Task:
Reproduce the whole listing, character for character.

:: Records for the task ::

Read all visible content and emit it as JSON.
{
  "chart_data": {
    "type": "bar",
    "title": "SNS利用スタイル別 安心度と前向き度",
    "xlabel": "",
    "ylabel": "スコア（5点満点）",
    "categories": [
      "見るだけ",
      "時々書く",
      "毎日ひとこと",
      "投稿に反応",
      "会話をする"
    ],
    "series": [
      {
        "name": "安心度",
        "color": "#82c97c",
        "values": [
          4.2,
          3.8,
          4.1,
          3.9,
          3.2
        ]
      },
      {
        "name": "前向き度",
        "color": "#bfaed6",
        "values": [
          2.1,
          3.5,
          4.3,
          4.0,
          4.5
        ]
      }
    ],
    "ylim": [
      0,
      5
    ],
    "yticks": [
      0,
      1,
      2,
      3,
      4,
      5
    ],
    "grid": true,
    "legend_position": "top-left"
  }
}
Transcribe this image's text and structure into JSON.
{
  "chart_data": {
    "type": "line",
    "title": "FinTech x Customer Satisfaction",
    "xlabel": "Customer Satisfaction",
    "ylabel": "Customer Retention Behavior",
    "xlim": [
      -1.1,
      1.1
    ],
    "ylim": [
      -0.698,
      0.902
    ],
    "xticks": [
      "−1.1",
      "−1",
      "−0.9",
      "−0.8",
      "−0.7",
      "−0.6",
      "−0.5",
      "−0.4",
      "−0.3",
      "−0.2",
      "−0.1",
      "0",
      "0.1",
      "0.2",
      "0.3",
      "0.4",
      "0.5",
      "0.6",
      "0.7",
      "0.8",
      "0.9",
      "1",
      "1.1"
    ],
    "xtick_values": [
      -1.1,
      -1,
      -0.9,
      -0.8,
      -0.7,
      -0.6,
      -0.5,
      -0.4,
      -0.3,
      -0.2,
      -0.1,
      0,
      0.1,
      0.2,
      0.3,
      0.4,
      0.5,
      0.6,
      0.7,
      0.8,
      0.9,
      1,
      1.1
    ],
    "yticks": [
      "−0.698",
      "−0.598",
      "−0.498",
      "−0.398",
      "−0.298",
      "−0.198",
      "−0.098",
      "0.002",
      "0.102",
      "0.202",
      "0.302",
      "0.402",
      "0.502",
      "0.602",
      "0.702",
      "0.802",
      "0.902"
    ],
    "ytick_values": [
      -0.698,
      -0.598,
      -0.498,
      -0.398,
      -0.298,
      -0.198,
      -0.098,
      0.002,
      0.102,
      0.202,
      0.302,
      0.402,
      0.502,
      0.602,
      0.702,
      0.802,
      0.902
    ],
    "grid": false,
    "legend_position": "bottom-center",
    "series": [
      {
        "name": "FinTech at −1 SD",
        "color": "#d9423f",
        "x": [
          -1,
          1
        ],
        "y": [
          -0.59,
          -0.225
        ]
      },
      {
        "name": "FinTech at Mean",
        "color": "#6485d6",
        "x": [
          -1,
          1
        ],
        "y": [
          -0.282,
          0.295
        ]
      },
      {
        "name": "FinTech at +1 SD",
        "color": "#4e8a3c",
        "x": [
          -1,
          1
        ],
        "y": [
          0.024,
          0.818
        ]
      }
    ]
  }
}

:::

Answer in full:
Read all visible content and emit it as JSON.
{
  "chart_data": {
    "type": "bar",
    "title": "SNS利用スタイル別 安心度と前向き度",
    "xlabel": "",
    "ylabel": "スコア（5点満点）",
    "categories": [
      "見るだけ",
      "時々書く",
      "毎日ひとこと",
      "投稿に反応",
      "会話をする"
    ],
    "series": [
      {
        "name": "安心度",
        "color": "#82c97c",
        "values": [
          4.2,
          3.8,
          4.1,
          3.9,
          3.2
        ]
      },
      {
        "name": "前向き度",
        "color": "#bfaed6",
        "values": [
          2.1,
          3.5,
          4.3,
          4.0,
          4.5
        ]
      }
    ],
    "ylim": [
      0,
      5
    ],
    "yticks": [
      0,
      1,
      2,
      3,
      4,
      5
    ],
    "grid": true,
    "legend_position": "top-left"
  }
}
Transcribe this image's text and structure into JSON.
{
  "chart_data": {
    "type": "line",
    "title": "FinTech x Customer Satisfaction",
    "xlabel": "Customer Satisfaction",
    "ylabel": "Customer Retention Behavior",
    "xlim": [
      -1.1,
      1.1
    ],
    "ylim": [
      -0.698,
      0.902
    ],
    "xticks": [
      "−1.1",
      "−1",
      "−0.9",
      "−0.8",
      "−0.7",
      "−0.6",
      "−0.5",
      "−0.4",
      "−0.3",
      "−0.2",
      "−0.1",
      "0",
      "0.1",
      "0.2",
      "0.3",
      "0.4",
      "0.5",
      "0.6",
      "0.7",
      "0.8",
      "0.9",
      "1",
      "1.1"
    ],
    "xtick_values": [
      -1.1,
      -1,
      -0.9,
      -0.8,
      -0.7,
      -0.6,
      -0.5,
      -0.4,
      -0.3,
      -0.2,
      -0.1,
      0,
      0.1,
      0.2,
      0.3,
      0.4,
      0.5,
      0.6,
      0.7,
      0.8,
      0.9,
      1,
      1.1
    ],
    "yticks": [
      "−0.698",
      "−0.598",
      "−0.498",
      "−0.398",
      "−0.298",
      "−0.198",
      "−0.098",
      "0.002",
      "0.102",
      "0.202",
      "0.302",
      "0.402",
      "0.502",
      "0.602",
      "0.702",
      "0.802",
      "0.902"
    ],
    "ytick_values": [
      -0.698,
      -0.598,
      -0.498,
      -0.398,
      -0.298,
      -0.198,
      -0.098,
      0.002,
      0.102,
      0.202,
      0.302,
      0.402,
      0.502,
      0.602,
      0.702,
      0.802,
      0.902
    ],
    "grid": false,
    "legend_position": "bottom-center",
    "series": [
      {
        "name": "FinTech at −1 SD",
        "color": "#d9423f",
        "x": [
          -1,
          1
        ],
        "y": [
          -0.59,
          -0.225
        ]
      },
      {
        "name": "FinTech at Mean",
        "color": "#6485d6",
        "x": [
          -1,
          1
        ],
        "y": [
          -0.282,
          0.295
        ]
      },
      {
        "name": "FinTech at +1 SD",
        "color": "#4e8a3c",
        "x": [
          -1,
          1
        ],
        "y": [
          0.024,
          0.818
        ]
      }
    ]
  }
}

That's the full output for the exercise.